GIVEN PROBLEM
Leave out the pictures and copy each record below exactly.

>>

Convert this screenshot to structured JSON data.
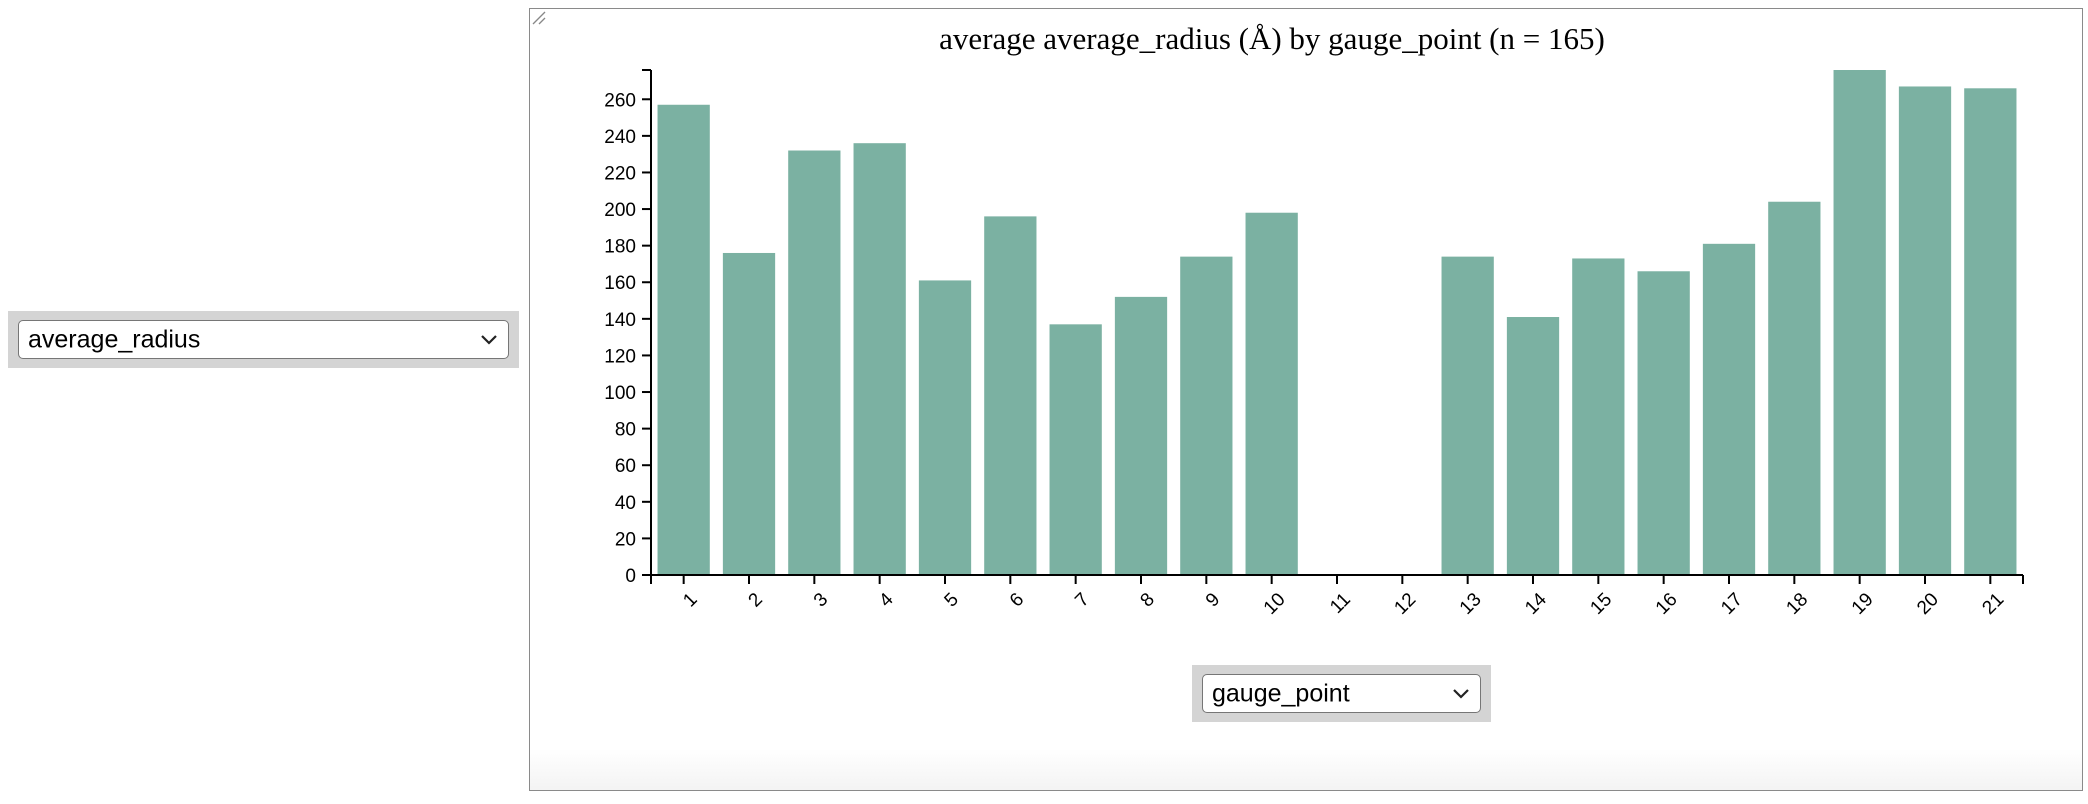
{
  "y_selector": {
    "value": "average_radius"
  },
  "x_selector": {
    "value": "gauge_point"
  },
  "colors": {
    "bar": "#7bb1a2",
    "axis": "#000000",
    "frame": "#8a8a8a",
    "select_bg": "#d4d4d4"
  },
  "icons": {
    "dropdown": "chevron-down-icon",
    "resize": "resize-grip-icon"
  },
  "chart_data": {
    "type": "bar",
    "title": "average average_radius (Å) by gauge_point (n = 165)",
    "xlabel": "",
    "ylabel": "",
    "categories": [
      "1",
      "2",
      "3",
      "4",
      "5",
      "6",
      "7",
      "8",
      "9",
      "10",
      "11",
      "12",
      "13",
      "14",
      "15",
      "16",
      "17",
      "18",
      "19",
      "20",
      "21"
    ],
    "values": [
      257,
      176,
      232,
      236,
      161,
      196,
      137,
      152,
      174,
      198,
      null,
      null,
      174,
      141,
      173,
      166,
      181,
      204,
      276,
      267,
      266
    ],
    "ylim": [
      0,
      276
    ],
    "yticks": [
      0,
      20,
      40,
      60,
      80,
      100,
      120,
      140,
      160,
      180,
      200,
      220,
      240,
      260
    ],
    "grid": false,
    "legend": "none"
  }
}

<<

WRITTEN RESPONSE
Convert this screenshot to structured JSON data.
{
  "y_selector": {
    "value": "average_radius"
  },
  "x_selector": {
    "value": "gauge_point"
  },
  "colors": {
    "bar": "#7bb1a2",
    "axis": "#000000",
    "frame": "#8a8a8a",
    "select_bg": "#d4d4d4"
  },
  "icons": {
    "dropdown": "chevron-down-icon",
    "resize": "resize-grip-icon"
  },
  "chart_data": {
    "type": "bar",
    "title": "average average_radius (Å) by gauge_point (n = 165)",
    "xlabel": "",
    "ylabel": "",
    "categories": [
      "1",
      "2",
      "3",
      "4",
      "5",
      "6",
      "7",
      "8",
      "9",
      "10",
      "11",
      "12",
      "13",
      "14",
      "15",
      "16",
      "17",
      "18",
      "19",
      "20",
      "21"
    ],
    "values": [
      257,
      176,
      232,
      236,
      161,
      196,
      137,
      152,
      174,
      198,
      null,
      null,
      174,
      141,
      173,
      166,
      181,
      204,
      276,
      267,
      266
    ],
    "ylim": [
      0,
      276
    ],
    "yticks": [
      0,
      20,
      40,
      60,
      80,
      100,
      120,
      140,
      160,
      180,
      200,
      220,
      240,
      260
    ],
    "grid": false,
    "legend": "none"
  }
}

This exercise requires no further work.